= TASK DETAILS =
State only the number of lines that include "Limited".

= EXCERPTED DATA =
_ _ _ _ _ _ _
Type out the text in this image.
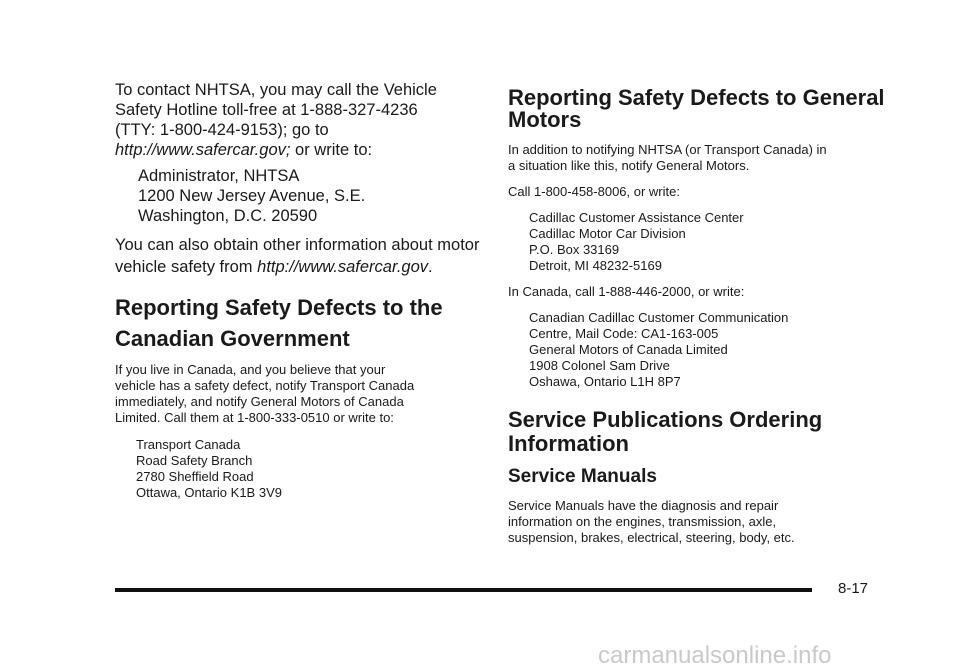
To contact NHTSA, you may call the Vehicle
Safety Hotline toll-free at 1-888-327-4236
(TTY: 1-800-424-9153); go to
http://www.safercar.gov; or write to:

Administrator, NHTSA
1200 New Jersey Avenue, S.E.
Washington, D.C. 20590

You can also obtain other information about motor
vehicle safety from http://www.safercar.gov.

Reporting Safety Defects to the
Canadian Government

If you live in Canada, and you believe that your
vehicle has a safety defect, notify Transport Canada
immediately, and notify General Motors of Canada
Limited. Call them at 1-800-333-0510 or write to:

Transport Canada
Road Safety Branch
2780 Sheffield Road
Ottawa, Ontario K1B 3V9

Reporting Safety Defects to General
Motors

In addition to notifying NHTSA (or Transport Canada) in
a situation like this, notify General Motors.

Call 1-800-458-8006, or write:

Cadillac Customer Assistance Center
Cadillac Motor Car Division
P.O. Box 33169
Detroit, MI 48232-5169

In Canada, call 1-888-446-2000, or write:

Canadian Cadillac Customer Communication
Centre, Mail Code: CA1-163-005
General Motors of Canada Limited
1908 Colonel Sam Drive
Oshawa, Ontario L1H 8P7

Service Publications Ordering
Information
Service Manuals

Service Manuals have the diagnosis and repair
information on the engines, transmission, axle,
suspension, brakes, electrical, steering, body, etc.

8-17
carmanualsonline.info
_ _ _ _ _ _ _
= FINISHED ANSWER =
2